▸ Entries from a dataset
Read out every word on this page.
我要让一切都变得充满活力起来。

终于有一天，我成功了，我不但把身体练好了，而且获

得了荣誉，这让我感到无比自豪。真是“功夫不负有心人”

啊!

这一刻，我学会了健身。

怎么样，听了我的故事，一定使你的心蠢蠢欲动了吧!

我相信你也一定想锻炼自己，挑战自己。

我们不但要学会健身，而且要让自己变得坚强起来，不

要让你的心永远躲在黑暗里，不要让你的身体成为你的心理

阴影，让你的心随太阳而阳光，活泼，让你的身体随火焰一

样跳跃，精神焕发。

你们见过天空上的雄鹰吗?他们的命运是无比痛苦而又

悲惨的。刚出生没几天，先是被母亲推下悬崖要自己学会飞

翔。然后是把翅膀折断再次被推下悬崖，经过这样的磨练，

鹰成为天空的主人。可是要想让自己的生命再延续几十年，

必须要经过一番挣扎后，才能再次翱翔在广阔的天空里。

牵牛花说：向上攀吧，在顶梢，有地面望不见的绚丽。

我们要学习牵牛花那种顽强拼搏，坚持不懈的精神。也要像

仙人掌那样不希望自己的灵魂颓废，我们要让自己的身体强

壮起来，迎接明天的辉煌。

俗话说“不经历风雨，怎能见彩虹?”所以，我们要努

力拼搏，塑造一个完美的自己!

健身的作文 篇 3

▸ TASK PROMPT
Output the lines above verbatim and in full.

▸ COMPLETED EXERCISE
Read out every word on this page.
我要让一切都变得充满活力起来。

终于有一天，我成功了，我不但把身体练好了，而且获

得了荣誉，这让我感到无比自豪。真是“功夫不负有心人”

啊!

这一刻，我学会了健身。

怎么样，听了我的故事，一定使你的心蠢蠢欲动了吧!

我相信你也一定想锻炼自己，挑战自己。

我们不但要学会健身，而且要让自己变得坚强起来，不

要让你的心永远躲在黑暗里，不要让你的身体成为你的心理

阴影，让你的心随太阳而阳光，活泼，让你的身体随火焰一

样跳跃，精神焕发。

你们见过天空上的雄鹰吗?他们的命运是无比痛苦而又

悲惨的。刚出生没几天，先是被母亲推下悬崖要自己学会飞

翔。然后是把翅膀折断再次被推下悬崖，经过这样的磨练，

鹰成为天空的主人。可是要想让自己的生命再延续几十年，

必须要经过一番挣扎后，才能再次翱翔在广阔的天空里。

牵牛花说：向上攀吧，在顶梢，有地面望不见的绚丽。

我们要学习牵牛花那种顽强拼搏，坚持不懈的精神。也要像

仙人掌那样不希望自己的灵魂颓废，我们要让自己的身体强

壮起来，迎接明天的辉煌。

俗话说“不经历风雨，怎能见彩虹?”所以，我们要努

力拼搏，塑造一个完美的自己!

健身的作文 篇 3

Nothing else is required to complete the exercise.